Job:
Return all the data below as it stands, minus the pictures.

[Collected data entries]
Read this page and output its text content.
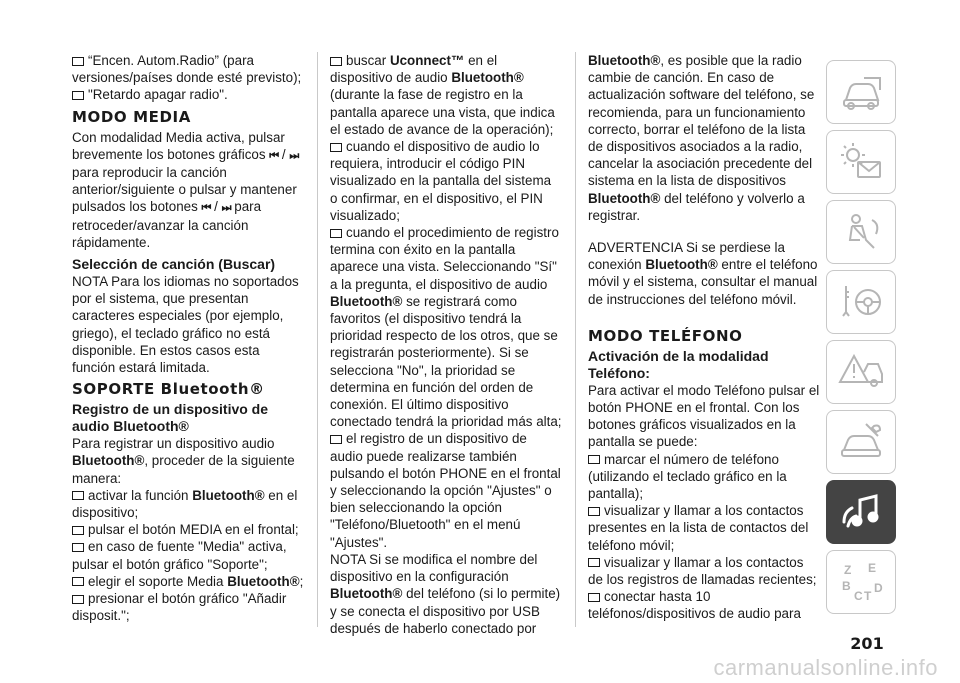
“Encen. Autom.Radio” (para versiones/países donde esté previsto);

"Retardo apagar radio".

MODO MEDIA

Con modalidad Media activa, pulsar brevemente los botones gráficos ⏮ / ⏭ para reproducir la canción anterior/siguiente o pulsar y mantener pulsados los botones ⏮ / ⏭ para retroceder/avanzar la canción rápidamente.

Selección de canción (Buscar)

NOTA Para los idiomas no soportados por el sistema, que presentan caracteres especiales (por ejemplo, griego), el teclado gráfico no está disponible. En estos casos esta función estará limitada.

SOPORTE Bluetooth®
Registro de un dispositivo de audio Bluetooth®

Para registrar un dispositivo audio Bluetooth®, proceder de la siguiente manera:

activar la función Bluetooth® en el dispositivo;

pulsar el botón MEDIA en el frontal;

en caso de fuente "Media" activa, pulsar el botón gráfico "Soporte";

elegir el soporte Media Bluetooth®;

presionar el botón gráfico "Añadir disposit.";

buscar Uconnect™ en el dispositivo de audio Bluetooth® (durante la fase de registro en la pantalla aparece una vista, que indica el estado de avance de la operación);

cuando el dispositivo de audio lo requiera, introducir el código PIN visualizado en la pantalla del sistema o confirmar, en el dispositivo, el PIN visualizado;

cuando el procedimiento de registro termina con éxito en la pantalla aparece una vista. Seleccionando "Sí" a la pregunta, el dispositivo de audio Bluetooth® se registrará como favoritos (el dispositivo tendrá la prioridad respecto de los otros, que se registrarán posteriormente). Si se selecciona "No", la prioridad se determina en función del orden de conexión. El último dispositivo conectado tendrá la prioridad más alta;

el registro de un dispositivo de audio puede realizarse también pulsando el botón PHONE en el frontal y seleccionando la opción "Ajustes" o bien seleccionando la opción "Teléfono/Bluetooth" en el menú "Ajustes".

NOTA Si se modifica el nombre del dispositivo en la configuración Bluetooth® del teléfono (si lo permite) y se conecta el dispositivo por USB después de haberlo conectado por

Bluetooth®, es posible que la radio cambie de canción. En caso de actualización software del teléfono, se recomienda, para un funcionamiento correcto, borrar el teléfono de la lista de dispositivos asociados a la radio, cancelar la asociación precedente del sistema en la lista de dispositivos Bluetooth® del teléfono y volverlo a registrar.

ADVERTENCIA Si se perdiese la conexión Bluetooth® entre el teléfono móvil y el sistema, consultar el manual de instrucciones del teléfono móvil.

MODO TELÉFONO
Activación de la modalidad Teléfono:

Para activar el modo Teléfono pulsar el botón PHONE en el frontal. Con los botones gráficos visualizados en la pantalla se puede:

marcar el número de teléfono (utilizando el teclado gráfico en la pantalla);

visualizar y llamar a los contactos presentes en la lista de contactos del teléfono móvil;

visualizar y llamar a los contactos de los registros de llamadas recientes;

conectar hasta 10 teléfonos/dispositivos de audio para

Z E
B
C T
D
201
carmanualsonline.info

Response:
Read this page and output its text content.
“Encen. Autom.Radio” (para versiones/países donde esté previsto);

"Retardo apagar radio".

MODO MEDIA

Con modalidad Media activa, pulsar brevemente los botones gráficos ⏮ / ⏭ para reproducir la canción anterior/siguiente o pulsar y mantener pulsados los botones ⏮ / ⏭ para retroceder/avanzar la canción rápidamente.

Selección de canción (Buscar)

NOTA Para los idiomas no soportados por el sistema, que presentan caracteres especiales (por ejemplo, griego), el teclado gráfico no está disponible. En estos casos esta función estará limitada.

SOPORTE Bluetooth®
Registro de un dispositivo de audio Bluetooth®

Para registrar un dispositivo audio Bluetooth®, proceder de la siguiente manera:

activar la función Bluetooth® en el dispositivo;

pulsar el botón MEDIA en el frontal;

en caso de fuente "Media" activa, pulsar el botón gráfico "Soporte";

elegir el soporte Media Bluetooth®;

presionar el botón gráfico "Añadir disposit.";

buscar Uconnect™ en el dispositivo de audio Bluetooth® (durante la fase de registro en la pantalla aparece una vista, que indica el estado de avance de la operación);

cuando el dispositivo de audio lo requiera, introducir el código PIN visualizado en la pantalla del sistema o confirmar, en el dispositivo, el PIN visualizado;

cuando el procedimiento de registro termina con éxito en la pantalla aparece una vista. Seleccionando "Sí" a la pregunta, el dispositivo de audio Bluetooth® se registrará como favoritos (el dispositivo tendrá la prioridad respecto de los otros, que se registrarán posteriormente). Si se selecciona "No", la prioridad se determina en función del orden de conexión. El último dispositivo conectado tendrá la prioridad más alta;

el registro de un dispositivo de audio puede realizarse también pulsando el botón PHONE en el frontal y seleccionando la opción "Ajustes" o bien seleccionando la opción "Teléfono/Bluetooth" en el menú "Ajustes".

NOTA Si se modifica el nombre del dispositivo en la configuración Bluetooth® del teléfono (si lo permite) y se conecta el dispositivo por USB después de haberlo conectado por

Bluetooth®, es posible que la radio cambie de canción. En caso de actualización software del teléfono, se recomienda, para un funcionamiento correcto, borrar el teléfono de la lista de dispositivos asociados a la radio, cancelar la asociación precedente del sistema en la lista de dispositivos Bluetooth® del teléfono y volverlo a registrar.

ADVERTENCIA Si se perdiese la conexión Bluetooth® entre el teléfono móvil y el sistema, consultar el manual de instrucciones del teléfono móvil.

MODO TELÉFONO
Activación de la modalidad Teléfono:

Para activar el modo Teléfono pulsar el botón PHONE en el frontal. Con los botones gráficos visualizados en la pantalla se puede:

marcar el número de teléfono (utilizando el teclado gráfico en la pantalla);

visualizar y llamar a los contactos presentes en la lista de contactos del teléfono móvil;

visualizar y llamar a los contactos de los registros de llamadas recientes;

conectar hasta 10 teléfonos/dispositivos de audio para

Z E
B
C T
D
201
carmanualsonline.info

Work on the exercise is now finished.